#### WHAT YOU ARE ASKED TO DO
Repeat the entire listing exactly.

[START OF INPUT]

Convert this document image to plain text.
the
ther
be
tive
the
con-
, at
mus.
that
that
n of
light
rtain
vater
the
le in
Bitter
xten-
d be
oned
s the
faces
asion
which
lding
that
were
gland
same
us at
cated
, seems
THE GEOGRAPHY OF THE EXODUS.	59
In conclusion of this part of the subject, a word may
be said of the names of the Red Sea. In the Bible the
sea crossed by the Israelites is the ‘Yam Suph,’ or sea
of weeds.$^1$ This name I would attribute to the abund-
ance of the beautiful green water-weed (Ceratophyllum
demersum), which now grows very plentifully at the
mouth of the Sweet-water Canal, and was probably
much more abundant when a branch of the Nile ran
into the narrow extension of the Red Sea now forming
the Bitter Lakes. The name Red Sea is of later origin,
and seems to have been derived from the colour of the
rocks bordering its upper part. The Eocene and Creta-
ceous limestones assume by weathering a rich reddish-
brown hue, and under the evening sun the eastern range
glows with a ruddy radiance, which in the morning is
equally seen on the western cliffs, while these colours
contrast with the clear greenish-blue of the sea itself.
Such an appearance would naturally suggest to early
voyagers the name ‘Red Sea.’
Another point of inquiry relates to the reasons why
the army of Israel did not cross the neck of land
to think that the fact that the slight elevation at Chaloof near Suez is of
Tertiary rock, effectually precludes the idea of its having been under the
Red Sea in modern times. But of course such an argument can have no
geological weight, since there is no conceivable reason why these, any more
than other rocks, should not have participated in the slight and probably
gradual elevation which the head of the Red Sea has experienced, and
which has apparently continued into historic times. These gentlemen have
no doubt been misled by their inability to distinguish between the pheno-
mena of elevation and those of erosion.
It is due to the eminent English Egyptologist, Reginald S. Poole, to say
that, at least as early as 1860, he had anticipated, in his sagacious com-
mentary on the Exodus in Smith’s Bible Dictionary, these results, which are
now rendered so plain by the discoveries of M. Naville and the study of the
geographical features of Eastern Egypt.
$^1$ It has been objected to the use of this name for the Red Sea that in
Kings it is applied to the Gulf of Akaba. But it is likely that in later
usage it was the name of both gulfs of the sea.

[END OF INPUT]

#### ANSWER TO THE TASK
Convert this document image to plain text.
the
ther
be
tive
the
con-
, at
mus.
that
that
n of
light
rtain
vater
the
le in
Bitter
xten-
d be
oned
s the
faces
asion
which
lding
that
were
gland
same
us at
cated
, seems
THE GEOGRAPHY OF THE EXODUS.	59
In conclusion of this part of the subject, a word may
be said of the names of the Red Sea. In the Bible the
sea crossed by the Israelites is the ‘Yam Suph,’ or sea
of weeds.$^1$ This name I would attribute to the abund-
ance of the beautiful green water-weed (Ceratophyllum
demersum), which now grows very plentifully at the
mouth of the Sweet-water Canal, and was probably
much more abundant when a branch of the Nile ran
into the narrow extension of the Red Sea now forming
the Bitter Lakes. The name Red Sea is of later origin,
and seems to have been derived from the colour of the
rocks bordering its upper part. The Eocene and Creta-
ceous limestones assume by weathering a rich reddish-
brown hue, and under the evening sun the eastern range
glows with a ruddy radiance, which in the morning is
equally seen on the western cliffs, while these colours
contrast with the clear greenish-blue of the sea itself.
Such an appearance would naturally suggest to early
voyagers the name ‘Red Sea.’
Another point of inquiry relates to the reasons why
the army of Israel did not cross the neck of land
to think that the fact that the slight elevation at Chaloof near Suez is of
Tertiary rock, effectually precludes the idea of its having been under the
Red Sea in modern times. But of course such an argument can have no
geological weight, since there is no conceivable reason why these, any more
than other rocks, should not have participated in the slight and probably
gradual elevation which the head of the Red Sea has experienced, and
which has apparently continued into historic times. These gentlemen have
no doubt been misled by their inability to distinguish between the pheno-
mena of elevation and those of erosion.
It is due to the eminent English Egyptologist, Reginald S. Poole, to say
that, at least as early as 1860, he had anticipated, in his sagacious com-
mentary on the Exodus in Smith’s Bible Dictionary, these results, which are
now rendered so plain by the discoveries of M. Naville and the study of the
geographical features of Eastern Egypt.
$^1$ It has been objected to the use of this name for the Red Sea that in
Kings it is applied to the Gulf of Akaba. But it is likely that in later
usage it was the name of both gulfs of the sea.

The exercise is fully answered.